:: REQUIRED WORK ::
Look through the data below and count each line where the word "five" appears. Reply with the count alone.

Data records
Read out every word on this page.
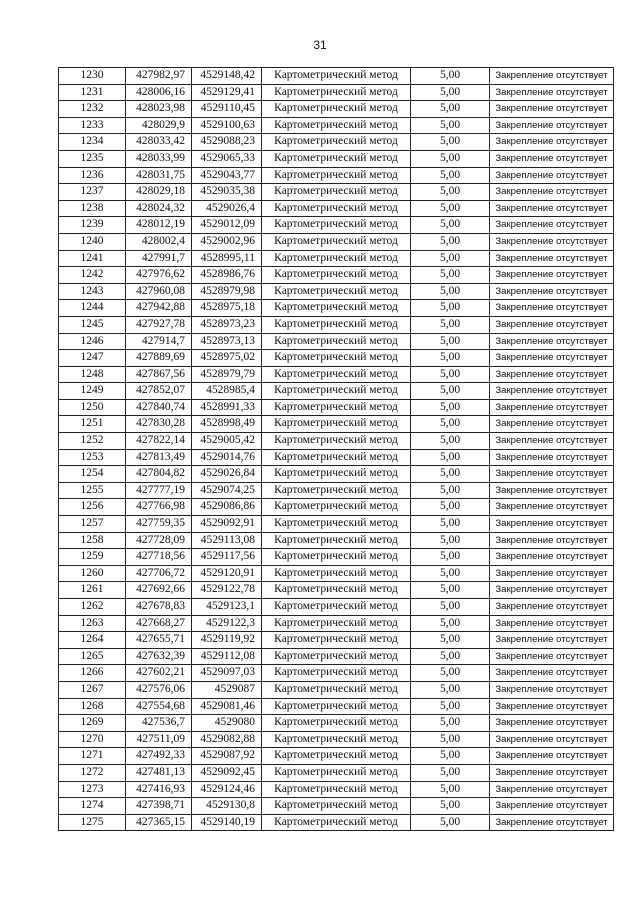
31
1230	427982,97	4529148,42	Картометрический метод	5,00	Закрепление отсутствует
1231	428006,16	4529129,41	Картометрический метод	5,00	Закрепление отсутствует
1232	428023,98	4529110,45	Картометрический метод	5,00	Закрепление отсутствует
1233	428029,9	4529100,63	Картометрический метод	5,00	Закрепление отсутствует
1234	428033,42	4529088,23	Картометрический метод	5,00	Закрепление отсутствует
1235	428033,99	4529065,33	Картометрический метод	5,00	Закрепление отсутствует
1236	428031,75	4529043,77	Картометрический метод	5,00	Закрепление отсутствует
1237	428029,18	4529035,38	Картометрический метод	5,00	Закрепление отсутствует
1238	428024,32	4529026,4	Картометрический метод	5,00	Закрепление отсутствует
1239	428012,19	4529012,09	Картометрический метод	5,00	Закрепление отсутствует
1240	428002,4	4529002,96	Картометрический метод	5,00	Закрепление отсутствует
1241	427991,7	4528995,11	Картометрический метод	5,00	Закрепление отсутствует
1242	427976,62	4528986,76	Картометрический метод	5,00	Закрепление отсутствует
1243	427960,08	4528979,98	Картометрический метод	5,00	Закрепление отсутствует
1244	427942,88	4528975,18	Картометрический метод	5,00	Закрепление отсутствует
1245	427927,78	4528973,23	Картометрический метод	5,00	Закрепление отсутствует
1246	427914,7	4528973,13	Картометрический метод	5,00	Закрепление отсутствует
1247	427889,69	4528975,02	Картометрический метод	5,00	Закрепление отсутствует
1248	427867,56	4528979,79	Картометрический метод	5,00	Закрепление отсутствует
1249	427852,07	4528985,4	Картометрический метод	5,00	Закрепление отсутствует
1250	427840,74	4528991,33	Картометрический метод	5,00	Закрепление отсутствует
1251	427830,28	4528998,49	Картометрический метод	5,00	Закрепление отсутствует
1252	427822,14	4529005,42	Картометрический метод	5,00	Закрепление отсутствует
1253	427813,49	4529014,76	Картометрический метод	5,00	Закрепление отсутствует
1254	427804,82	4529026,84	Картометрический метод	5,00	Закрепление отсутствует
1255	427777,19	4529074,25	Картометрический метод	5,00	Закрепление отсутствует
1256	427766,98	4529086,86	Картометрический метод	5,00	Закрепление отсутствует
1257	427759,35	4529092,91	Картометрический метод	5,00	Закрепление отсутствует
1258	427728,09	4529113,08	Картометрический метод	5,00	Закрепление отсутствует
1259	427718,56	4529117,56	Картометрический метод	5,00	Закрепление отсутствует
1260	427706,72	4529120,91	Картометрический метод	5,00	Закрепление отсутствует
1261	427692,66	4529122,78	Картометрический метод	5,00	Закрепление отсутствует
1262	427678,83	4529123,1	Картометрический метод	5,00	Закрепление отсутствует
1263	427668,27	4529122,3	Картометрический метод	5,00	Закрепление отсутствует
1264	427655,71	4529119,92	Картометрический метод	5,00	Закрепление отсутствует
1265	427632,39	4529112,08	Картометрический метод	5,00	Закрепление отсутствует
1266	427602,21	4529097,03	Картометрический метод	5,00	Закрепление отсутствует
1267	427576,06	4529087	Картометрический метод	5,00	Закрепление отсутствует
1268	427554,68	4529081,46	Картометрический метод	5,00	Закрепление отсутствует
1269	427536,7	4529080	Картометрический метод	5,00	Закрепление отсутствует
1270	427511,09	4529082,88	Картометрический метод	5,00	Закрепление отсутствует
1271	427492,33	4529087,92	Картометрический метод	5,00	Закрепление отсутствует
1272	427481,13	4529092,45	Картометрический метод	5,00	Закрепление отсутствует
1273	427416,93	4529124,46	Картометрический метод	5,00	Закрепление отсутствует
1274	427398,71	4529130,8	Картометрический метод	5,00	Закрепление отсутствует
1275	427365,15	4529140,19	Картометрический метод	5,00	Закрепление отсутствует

==

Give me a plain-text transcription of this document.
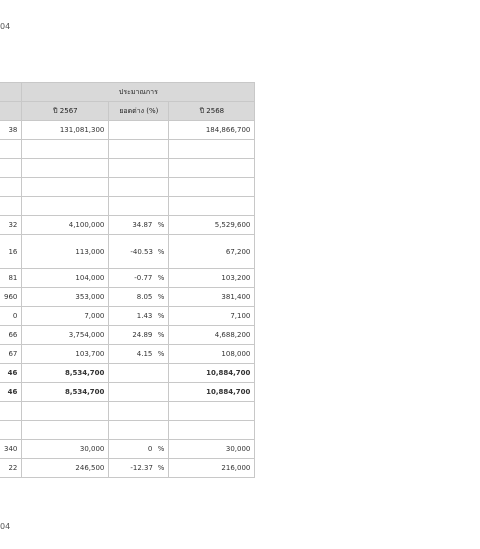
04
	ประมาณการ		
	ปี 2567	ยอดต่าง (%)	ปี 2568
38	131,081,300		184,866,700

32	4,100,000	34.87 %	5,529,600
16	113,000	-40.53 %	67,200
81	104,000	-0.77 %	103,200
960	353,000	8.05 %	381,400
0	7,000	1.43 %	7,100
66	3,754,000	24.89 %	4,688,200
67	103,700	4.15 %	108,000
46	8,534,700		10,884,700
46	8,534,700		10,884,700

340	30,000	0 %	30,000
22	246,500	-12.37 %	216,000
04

...

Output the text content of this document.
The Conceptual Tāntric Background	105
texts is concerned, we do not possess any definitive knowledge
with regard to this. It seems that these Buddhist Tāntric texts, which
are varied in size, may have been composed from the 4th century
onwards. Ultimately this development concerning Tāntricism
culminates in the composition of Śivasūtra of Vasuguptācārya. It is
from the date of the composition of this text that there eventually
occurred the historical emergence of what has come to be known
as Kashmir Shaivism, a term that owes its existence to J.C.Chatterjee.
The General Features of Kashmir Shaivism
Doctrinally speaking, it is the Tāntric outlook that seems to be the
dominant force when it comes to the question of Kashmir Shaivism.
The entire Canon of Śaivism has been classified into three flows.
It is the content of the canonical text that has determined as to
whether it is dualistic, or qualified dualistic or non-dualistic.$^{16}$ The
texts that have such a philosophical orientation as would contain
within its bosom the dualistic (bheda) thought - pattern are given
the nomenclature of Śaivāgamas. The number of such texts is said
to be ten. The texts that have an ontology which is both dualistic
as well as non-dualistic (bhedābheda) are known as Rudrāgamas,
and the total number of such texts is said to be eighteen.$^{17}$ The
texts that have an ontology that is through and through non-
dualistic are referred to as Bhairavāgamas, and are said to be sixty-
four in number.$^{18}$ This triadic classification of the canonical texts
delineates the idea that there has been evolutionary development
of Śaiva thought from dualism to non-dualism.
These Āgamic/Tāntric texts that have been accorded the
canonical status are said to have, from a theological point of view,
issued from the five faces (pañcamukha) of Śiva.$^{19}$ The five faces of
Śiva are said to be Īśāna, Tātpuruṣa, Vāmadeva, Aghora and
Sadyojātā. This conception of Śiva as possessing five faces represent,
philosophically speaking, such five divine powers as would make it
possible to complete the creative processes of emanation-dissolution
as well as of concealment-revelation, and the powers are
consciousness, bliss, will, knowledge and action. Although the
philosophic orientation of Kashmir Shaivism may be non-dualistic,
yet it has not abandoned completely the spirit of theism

:: ANSWER BELOW ::
3